DATA TO USE:
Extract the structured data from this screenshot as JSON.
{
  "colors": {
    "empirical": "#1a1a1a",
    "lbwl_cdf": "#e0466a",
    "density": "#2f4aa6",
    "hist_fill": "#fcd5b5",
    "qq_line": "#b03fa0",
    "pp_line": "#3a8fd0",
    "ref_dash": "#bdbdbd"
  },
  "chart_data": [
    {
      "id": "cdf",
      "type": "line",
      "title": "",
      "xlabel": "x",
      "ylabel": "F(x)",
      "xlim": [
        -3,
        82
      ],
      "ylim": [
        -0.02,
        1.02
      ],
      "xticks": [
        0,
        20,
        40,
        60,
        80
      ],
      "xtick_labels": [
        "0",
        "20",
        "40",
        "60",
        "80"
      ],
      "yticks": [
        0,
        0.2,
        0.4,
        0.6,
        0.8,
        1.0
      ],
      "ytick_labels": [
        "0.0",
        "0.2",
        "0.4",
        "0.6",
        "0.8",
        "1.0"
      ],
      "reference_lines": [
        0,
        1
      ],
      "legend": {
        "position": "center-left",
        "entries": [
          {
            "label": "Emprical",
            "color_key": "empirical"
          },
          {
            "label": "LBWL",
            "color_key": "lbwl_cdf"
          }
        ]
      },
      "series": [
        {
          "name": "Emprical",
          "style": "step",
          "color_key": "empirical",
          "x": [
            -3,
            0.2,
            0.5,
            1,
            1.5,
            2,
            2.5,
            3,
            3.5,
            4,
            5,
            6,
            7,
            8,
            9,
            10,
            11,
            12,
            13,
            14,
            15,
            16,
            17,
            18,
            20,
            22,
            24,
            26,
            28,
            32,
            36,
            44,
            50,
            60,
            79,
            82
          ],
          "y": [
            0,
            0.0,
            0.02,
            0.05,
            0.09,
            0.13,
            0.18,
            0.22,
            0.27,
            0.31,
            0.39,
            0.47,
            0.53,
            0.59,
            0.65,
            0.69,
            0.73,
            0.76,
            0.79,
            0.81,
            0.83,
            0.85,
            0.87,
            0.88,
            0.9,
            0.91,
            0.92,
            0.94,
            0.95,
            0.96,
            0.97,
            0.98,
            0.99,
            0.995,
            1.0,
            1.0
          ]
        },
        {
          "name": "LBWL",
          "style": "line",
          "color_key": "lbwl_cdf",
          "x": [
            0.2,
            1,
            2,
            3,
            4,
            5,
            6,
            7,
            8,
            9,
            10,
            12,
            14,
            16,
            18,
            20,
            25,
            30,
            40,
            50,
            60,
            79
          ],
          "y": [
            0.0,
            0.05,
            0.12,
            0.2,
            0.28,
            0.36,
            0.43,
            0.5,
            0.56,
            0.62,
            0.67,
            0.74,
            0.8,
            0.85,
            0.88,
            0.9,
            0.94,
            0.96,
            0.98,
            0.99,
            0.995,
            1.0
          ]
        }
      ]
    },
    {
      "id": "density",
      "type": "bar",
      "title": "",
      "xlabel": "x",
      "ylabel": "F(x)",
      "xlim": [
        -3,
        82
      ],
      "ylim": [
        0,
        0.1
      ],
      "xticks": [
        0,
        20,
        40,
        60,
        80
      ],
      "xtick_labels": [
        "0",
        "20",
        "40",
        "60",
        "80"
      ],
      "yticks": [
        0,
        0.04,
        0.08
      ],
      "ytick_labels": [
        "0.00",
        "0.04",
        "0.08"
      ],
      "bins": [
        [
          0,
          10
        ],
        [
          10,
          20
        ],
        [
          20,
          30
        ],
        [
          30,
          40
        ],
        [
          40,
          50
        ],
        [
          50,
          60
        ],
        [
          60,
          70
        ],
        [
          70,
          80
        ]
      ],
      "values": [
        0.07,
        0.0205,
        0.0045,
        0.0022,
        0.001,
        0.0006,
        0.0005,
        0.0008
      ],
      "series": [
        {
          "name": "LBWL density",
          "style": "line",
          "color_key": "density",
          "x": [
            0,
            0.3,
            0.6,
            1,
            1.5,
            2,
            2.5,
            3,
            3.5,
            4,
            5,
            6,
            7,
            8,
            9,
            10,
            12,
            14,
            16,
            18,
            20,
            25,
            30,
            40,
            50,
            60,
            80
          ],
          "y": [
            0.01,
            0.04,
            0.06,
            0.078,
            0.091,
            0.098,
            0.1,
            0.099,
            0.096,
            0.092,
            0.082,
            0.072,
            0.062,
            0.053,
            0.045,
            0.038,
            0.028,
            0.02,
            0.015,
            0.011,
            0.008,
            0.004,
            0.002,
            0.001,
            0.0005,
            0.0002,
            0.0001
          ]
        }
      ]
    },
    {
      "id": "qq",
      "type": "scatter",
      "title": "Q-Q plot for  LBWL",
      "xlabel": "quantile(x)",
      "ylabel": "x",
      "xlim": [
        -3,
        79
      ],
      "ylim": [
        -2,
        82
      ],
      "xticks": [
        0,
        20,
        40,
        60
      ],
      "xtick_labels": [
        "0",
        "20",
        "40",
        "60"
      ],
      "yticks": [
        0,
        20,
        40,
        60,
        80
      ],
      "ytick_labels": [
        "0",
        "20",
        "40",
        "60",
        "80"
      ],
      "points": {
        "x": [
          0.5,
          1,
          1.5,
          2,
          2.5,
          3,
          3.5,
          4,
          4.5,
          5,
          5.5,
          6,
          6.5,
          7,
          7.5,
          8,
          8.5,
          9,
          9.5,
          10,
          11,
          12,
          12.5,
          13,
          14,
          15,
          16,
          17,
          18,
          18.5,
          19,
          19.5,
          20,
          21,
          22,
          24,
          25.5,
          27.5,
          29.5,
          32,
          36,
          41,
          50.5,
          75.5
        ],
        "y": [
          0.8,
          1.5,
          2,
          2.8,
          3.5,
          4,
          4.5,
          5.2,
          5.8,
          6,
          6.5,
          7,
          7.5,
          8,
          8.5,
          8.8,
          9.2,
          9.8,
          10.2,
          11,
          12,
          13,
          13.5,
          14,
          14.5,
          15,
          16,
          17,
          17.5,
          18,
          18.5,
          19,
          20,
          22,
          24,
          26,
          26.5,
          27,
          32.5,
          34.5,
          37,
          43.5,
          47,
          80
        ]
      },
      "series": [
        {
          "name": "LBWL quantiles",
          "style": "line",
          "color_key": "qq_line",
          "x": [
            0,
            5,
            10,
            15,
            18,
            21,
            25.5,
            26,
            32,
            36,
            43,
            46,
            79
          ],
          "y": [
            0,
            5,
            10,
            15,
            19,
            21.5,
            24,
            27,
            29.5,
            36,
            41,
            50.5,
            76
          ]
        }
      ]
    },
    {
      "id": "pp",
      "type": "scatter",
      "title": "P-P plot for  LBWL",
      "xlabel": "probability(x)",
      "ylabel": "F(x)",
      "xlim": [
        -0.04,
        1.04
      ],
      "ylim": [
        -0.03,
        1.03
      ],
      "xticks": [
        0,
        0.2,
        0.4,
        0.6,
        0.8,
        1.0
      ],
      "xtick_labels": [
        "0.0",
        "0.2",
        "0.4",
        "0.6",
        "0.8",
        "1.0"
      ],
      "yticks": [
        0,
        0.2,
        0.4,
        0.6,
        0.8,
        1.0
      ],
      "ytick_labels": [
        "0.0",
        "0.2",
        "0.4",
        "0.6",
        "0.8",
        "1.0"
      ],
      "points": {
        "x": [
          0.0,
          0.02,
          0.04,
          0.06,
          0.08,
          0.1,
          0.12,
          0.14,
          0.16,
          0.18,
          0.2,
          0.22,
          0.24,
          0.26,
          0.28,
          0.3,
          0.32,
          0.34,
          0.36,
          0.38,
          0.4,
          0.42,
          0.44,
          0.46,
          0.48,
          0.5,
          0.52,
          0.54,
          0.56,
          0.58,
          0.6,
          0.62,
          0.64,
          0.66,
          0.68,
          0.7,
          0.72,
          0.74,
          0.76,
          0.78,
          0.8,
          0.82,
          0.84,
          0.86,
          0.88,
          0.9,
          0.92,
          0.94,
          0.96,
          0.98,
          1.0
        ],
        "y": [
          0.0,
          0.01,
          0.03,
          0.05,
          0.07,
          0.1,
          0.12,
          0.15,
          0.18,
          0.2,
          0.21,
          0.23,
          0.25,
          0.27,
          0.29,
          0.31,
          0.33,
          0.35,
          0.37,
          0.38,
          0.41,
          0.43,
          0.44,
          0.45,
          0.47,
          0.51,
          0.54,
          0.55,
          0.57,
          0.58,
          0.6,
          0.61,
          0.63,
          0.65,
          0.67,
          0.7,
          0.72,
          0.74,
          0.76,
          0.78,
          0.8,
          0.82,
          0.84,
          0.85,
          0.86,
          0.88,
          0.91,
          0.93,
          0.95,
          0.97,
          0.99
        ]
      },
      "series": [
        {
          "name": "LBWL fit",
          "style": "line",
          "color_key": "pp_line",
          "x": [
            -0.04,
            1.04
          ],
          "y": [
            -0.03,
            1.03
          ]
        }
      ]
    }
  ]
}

---

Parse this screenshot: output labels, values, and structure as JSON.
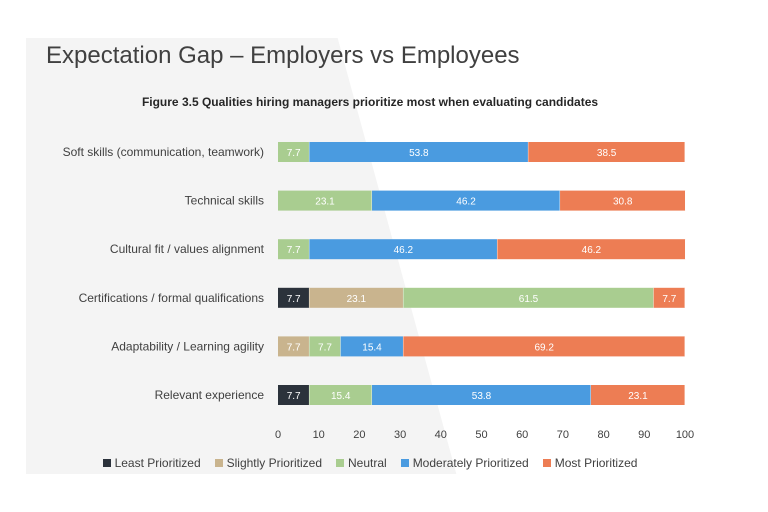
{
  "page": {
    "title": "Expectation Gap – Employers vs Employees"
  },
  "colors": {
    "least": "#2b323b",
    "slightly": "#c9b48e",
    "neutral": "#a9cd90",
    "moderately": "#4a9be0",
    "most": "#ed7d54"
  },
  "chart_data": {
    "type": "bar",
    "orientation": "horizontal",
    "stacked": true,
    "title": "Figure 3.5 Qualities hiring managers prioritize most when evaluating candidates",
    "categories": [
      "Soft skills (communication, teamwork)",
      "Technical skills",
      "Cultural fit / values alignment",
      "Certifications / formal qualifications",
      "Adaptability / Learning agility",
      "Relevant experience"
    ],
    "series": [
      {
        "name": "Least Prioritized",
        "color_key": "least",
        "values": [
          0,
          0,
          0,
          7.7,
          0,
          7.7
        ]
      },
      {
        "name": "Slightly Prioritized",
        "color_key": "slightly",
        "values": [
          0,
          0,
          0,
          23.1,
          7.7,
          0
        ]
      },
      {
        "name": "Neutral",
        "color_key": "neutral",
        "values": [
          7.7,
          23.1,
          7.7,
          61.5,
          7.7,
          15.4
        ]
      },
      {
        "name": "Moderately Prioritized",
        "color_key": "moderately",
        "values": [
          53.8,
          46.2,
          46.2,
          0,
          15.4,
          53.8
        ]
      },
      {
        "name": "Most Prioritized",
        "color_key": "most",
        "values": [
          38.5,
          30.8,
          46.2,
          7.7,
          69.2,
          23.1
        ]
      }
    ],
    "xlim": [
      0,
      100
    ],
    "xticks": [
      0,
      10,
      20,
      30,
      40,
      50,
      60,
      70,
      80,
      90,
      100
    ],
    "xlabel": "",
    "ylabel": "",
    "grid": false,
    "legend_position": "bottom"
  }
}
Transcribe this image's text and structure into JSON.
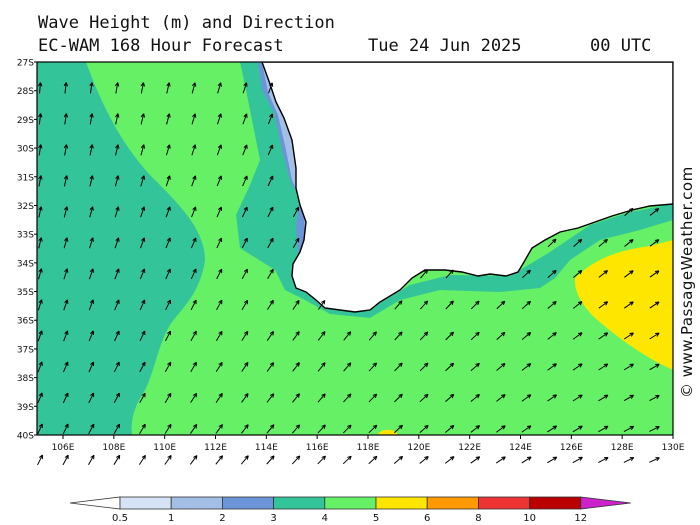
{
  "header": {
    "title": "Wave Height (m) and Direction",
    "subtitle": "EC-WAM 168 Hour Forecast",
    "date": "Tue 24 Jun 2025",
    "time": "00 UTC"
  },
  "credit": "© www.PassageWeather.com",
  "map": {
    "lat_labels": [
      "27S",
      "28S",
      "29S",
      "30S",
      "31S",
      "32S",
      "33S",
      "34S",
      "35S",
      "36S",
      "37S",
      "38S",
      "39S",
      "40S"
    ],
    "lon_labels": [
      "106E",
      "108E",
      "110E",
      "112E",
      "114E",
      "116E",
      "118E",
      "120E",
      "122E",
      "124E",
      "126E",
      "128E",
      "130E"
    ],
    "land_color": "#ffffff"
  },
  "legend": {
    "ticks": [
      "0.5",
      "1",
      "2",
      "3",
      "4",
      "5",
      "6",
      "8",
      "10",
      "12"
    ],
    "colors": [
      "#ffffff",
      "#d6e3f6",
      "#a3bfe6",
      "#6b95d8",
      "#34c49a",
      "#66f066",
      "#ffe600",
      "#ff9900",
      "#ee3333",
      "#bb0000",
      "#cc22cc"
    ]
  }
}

TO DO: Within the listing above, work out how many lines contain the string "empirical", and reply with that number only.

EXERCISE RESULT: 3